* **Excerpted data**
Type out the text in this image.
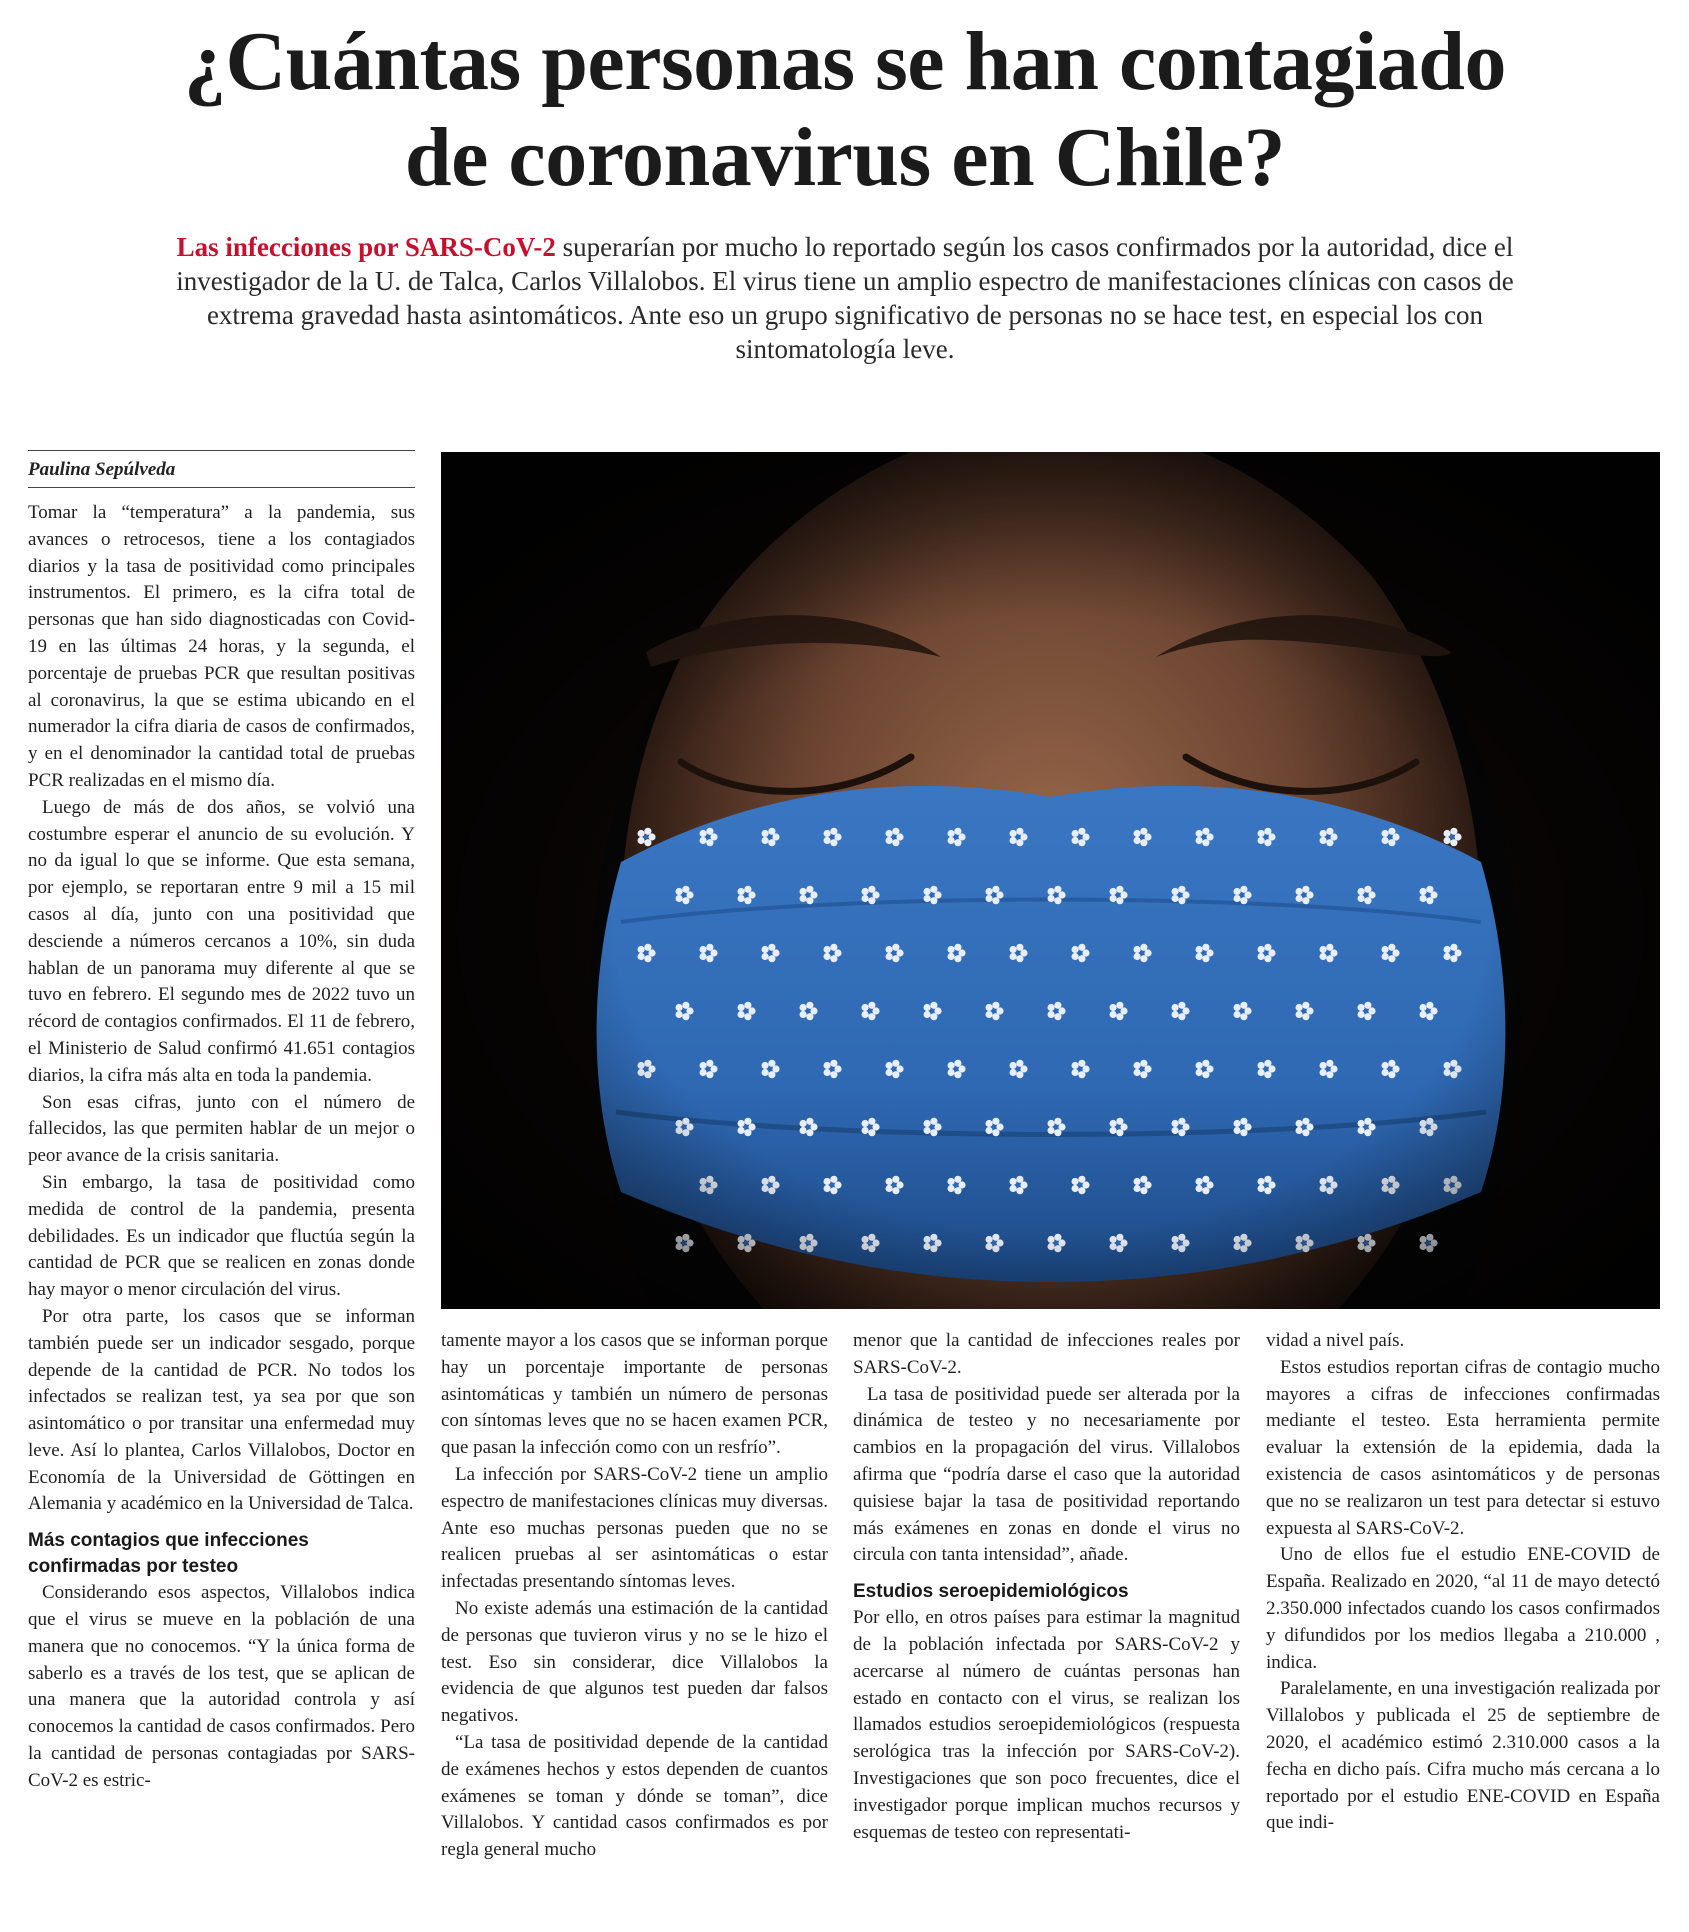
¿Cuántas personas se han contagiado
de coronavirus en Chile?

Las infecciones por SARS-CoV-2 superarían por mucho lo reportado según los casos confirmados por la autoridad, dice el investigador de la U. de Talca, Carlos Villalobos. El virus tiene un amplio espectro de manifestaciones clínicas con casos de extrema gravedad hasta asintomáticos. Ante eso un grupo significativo de personas no se hace test, en especial los con sintomatología leve.

Paulina Sepúlveda

Tomar la “temperatura” a la pandemia, sus avances o retrocesos, tiene a los contagiados diarios y la tasa de positividad como principales instrumentos. El primero, es la cifra total de personas que han sido diagnosticadas con Covid-19 en las últimas 24 horas, y la segunda, el porcentaje de pruebas PCR que resultan positivas al coronavirus, la que se estima ubicando en el numerador la cifra diaria de casos de confirmados, y en el denominador la cantidad total de pruebas PCR realizadas en el mismo día.

Luego de más de dos años, se volvió una costumbre esperar el anuncio de su evolución. Y no da igual lo que se informe. Que esta semana, por ejemplo, se reportaran entre 9 mil a 15 mil casos al día, junto con una positividad que desciende a números cercanos a 10%, sin duda hablan de un panorama muy diferente al que se tuvo en febrero. El segundo mes de 2022 tuvo un récord de contagios confirmados. El 11 de febrero, el Ministerio de Salud confirmó 41.651 contagios diarios, la cifra más alta en toda la pandemia.

Son esas cifras, junto con el número de fallecidos, las que permiten hablar de un mejor o peor avance de la crisis sanitaria.

Sin embargo, la tasa de positividad como medida de control de la pandemia, presenta debilidades. Es un indicador que fluctúa según la cantidad de PCR que se realicen en zonas donde hay mayor o menor circulación del virus.

Por otra parte, los casos que se informan también puede ser un indicador sesgado, porque depende de la cantidad de PCR. No todos los infectados se realizan test, ya sea por que son asintomático o por transitar una enfermedad muy leve. Así lo plantea, Carlos Villalobos, Doctor en Economía de la Universidad de Göttingen en Alemania y académico en la Universidad de Talca.

Más contagios que infecciones confirmadas por testeo

Considerando esos aspectos, Villalobos indica que el virus se mueve en la población de una manera que no conocemos. “Y la única forma de saberlo es a través de los test, que se aplican de una manera que la autoridad controla y así conocemos la cantidad de casos confirmados. Pero la cantidad de personas contagiadas por SARS-CoV-2 es estric-

tamente mayor a los casos que se informan porque hay un porcentaje importante de personas asintomáticas y también un número de personas con síntomas leves que no se hacen examen PCR, que pasan la infección como con un resfrío”.

La infección por SARS-CoV-2 tiene un amplio espectro de manifestaciones clínicas muy diversas. Ante eso muchas personas pueden que no se realicen pruebas al ser asintomáticas o estar infectadas presentando síntomas leves.

No existe además una estimación de la cantidad de personas que tuvieron virus y no se le hizo el test. Eso sin considerar, dice Villalobos la evidencia de que algunos test pueden dar falsos negativos.

“La tasa de positividad depende de la cantidad de exámenes hechos y estos dependen de cuantos exámenes se toman y dónde se toman”, dice Villalobos. Y cantidad casos confirmados es por regla general mucho

menor que la cantidad de infecciones reales por SARS-CoV-2.

La tasa de positividad puede ser alterada por la dinámica de testeo y no necesariamente por cambios en la propagación del virus. Villalobos afirma que “podría darse el caso que la autoridad quisiese bajar la tasa de positividad reportando más exámenes en zonas en donde el virus no circula con tanta intensidad”, añade.

Estudios seroepidemiológicos

Por ello, en otros países para estimar la magnitud de la población infectada por SARS-CoV-2 y acercarse al número de cuántas personas han estado en contacto con el virus, se realizan los llamados estudios seroepidemiológicos (respuesta serológica tras la infección por SARS-CoV-2). Investigaciones que son poco frecuentes, dice el investigador porque implican muchos recursos y esquemas de testeo con representati-

vidad a nivel país.

Estos estudios reportan cifras de contagio mucho mayores a cifras de infecciones confirmadas mediante el testeo. Esta herramienta permite evaluar la extensión de la epidemia, dada la existencia de casos asintomáticos y de personas que no se realizaron un test para detectar si estuvo expuesta al SARS-CoV-2.

Uno de ellos fue el estudio ENE-COVID de España. Realizado en 2020, “al 11 de mayo detectó 2.350.000 infectados cuando los casos confirmados y difundidos por los medios llegaba a 210.000 , indica.

Paralelamente, en una investigación realizada por Villalobos y publicada el 25 de septiembre de 2020, el académico estimó 2.310.000 casos a la fecha en dicho país. Cifra mucho más cercana a lo reportado por el estudio ENE-COVID en España que indi-
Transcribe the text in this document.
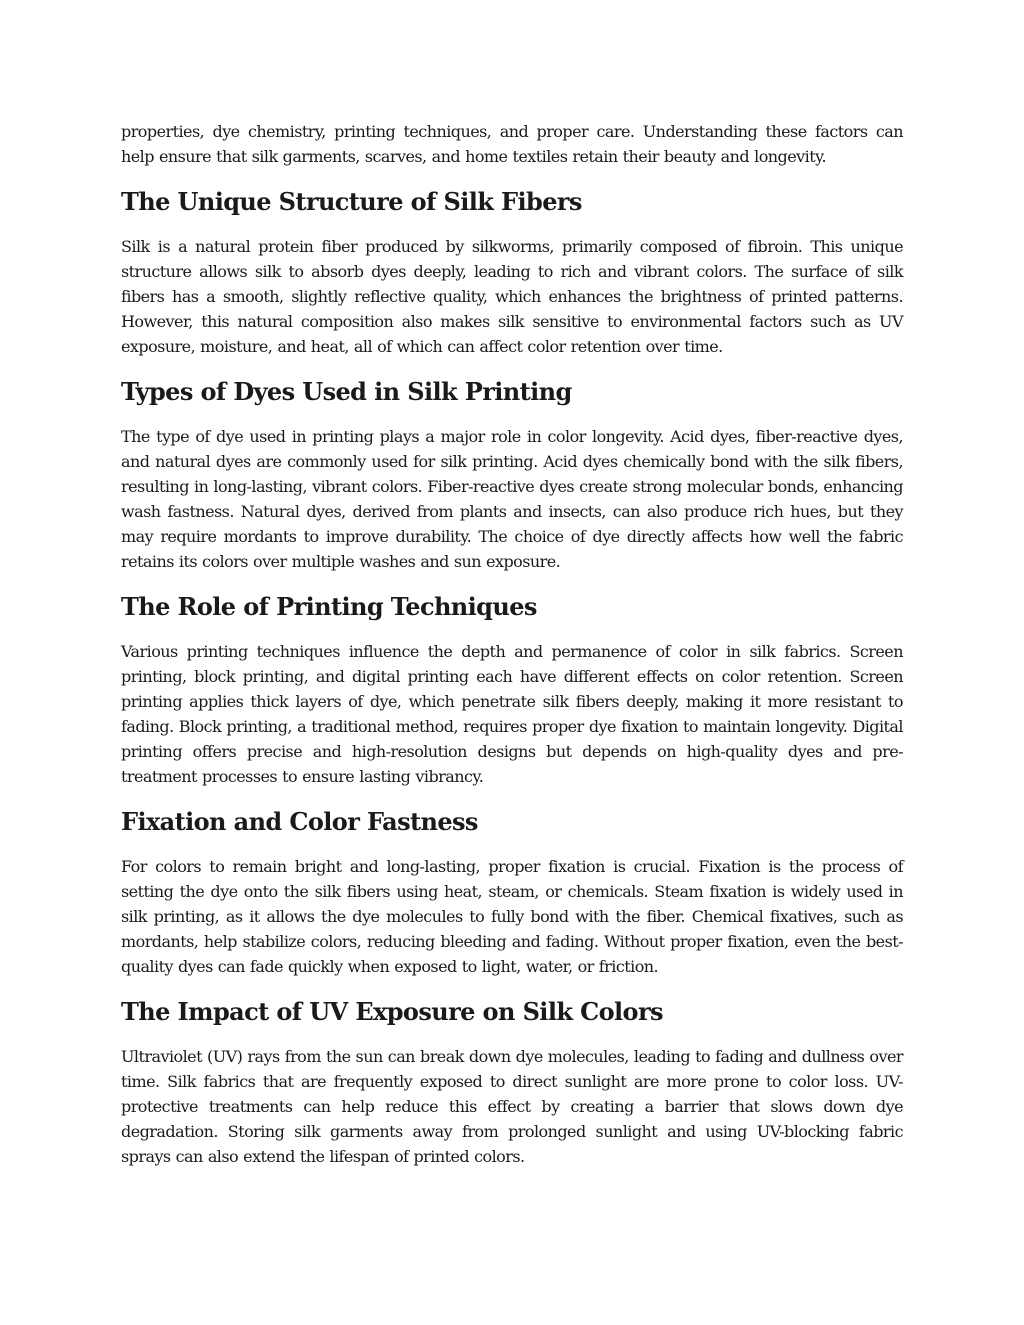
properties, dye chemistry, printing techniques, and proper care. Understanding these factors can help ensure that silk garments, scarves, and home textiles retain their beauty and longevity.

The Unique Structure of Silk Fibers

Silk is a natural protein fiber produced by silkworms, primarily composed of fibroin. This unique structure allows silk to absorb dyes deeply, leading to rich and vibrant colors. The surface of silk fibers has a smooth, slightly reflective quality, which enhances the brightness of printed patterns. However, this natural composition also makes silk sensitive to environmental factors such as UV exposure, moisture, and heat, all of which can affect color retention over time.

Types of Dyes Used in Silk Printing

The type of dye used in printing plays a major role in color longevity. Acid dyes, fiber-reactive dyes, and natural dyes are commonly used for silk printing. Acid dyes chemically bond with the silk fibers, resulting in long-lasting, vibrant colors. Fiber-reactive dyes create strong molecular bonds, enhancing wash fastness. Natural dyes, derived from plants and insects, can also produce rich hues, but they may require mordants to improve durability. The choice of dye directly affects how well the fabric retains its colors over multiple washes and sun exposure.

The Role of Printing Techniques

Various printing techniques influence the depth and permanence of color in silk fabrics. Screen printing, block printing, and digital printing each have different effects on color retention. Screen printing applies thick layers of dye, which penetrate silk fibers deeply, making it more resistant to fading. Block printing, a traditional method, requires proper dye fixation to maintain longevity. Digital printing offers precise and high-resolution designs but depends on high-quality dyes and pre-treatment processes to ensure lasting vibrancy.

Fixation and Color Fastness

For colors to remain bright and long-lasting, proper fixation is crucial. Fixation is the process of setting the dye onto the silk fibers using heat, steam, or chemicals. Steam fixation is widely used in silk printing, as it allows the dye molecules to fully bond with the fiber. Chemical fixatives, such as mordants, help stabilize colors, reducing bleeding and fading. Without proper fixation, even the best-quality dyes can fade quickly when exposed to light, water, or friction.

The Impact of UV Exposure on Silk Colors

Ultraviolet (UV) rays from the sun can break down dye molecules, leading to fading and dullness over time. Silk fabrics that are frequently exposed to direct sunlight are more prone to color loss. UV-protective treatments can help reduce this effect by creating a barrier that slows down dye degradation. Storing silk garments away from prolonged sunlight and using UV-blocking fabric sprays can also extend the lifespan of printed colors.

* **Description of the task**
Determine the number of lines in the listing that contain the word "seroepidemiológicos", and respond with nothing but that number.

* **Expected output**
2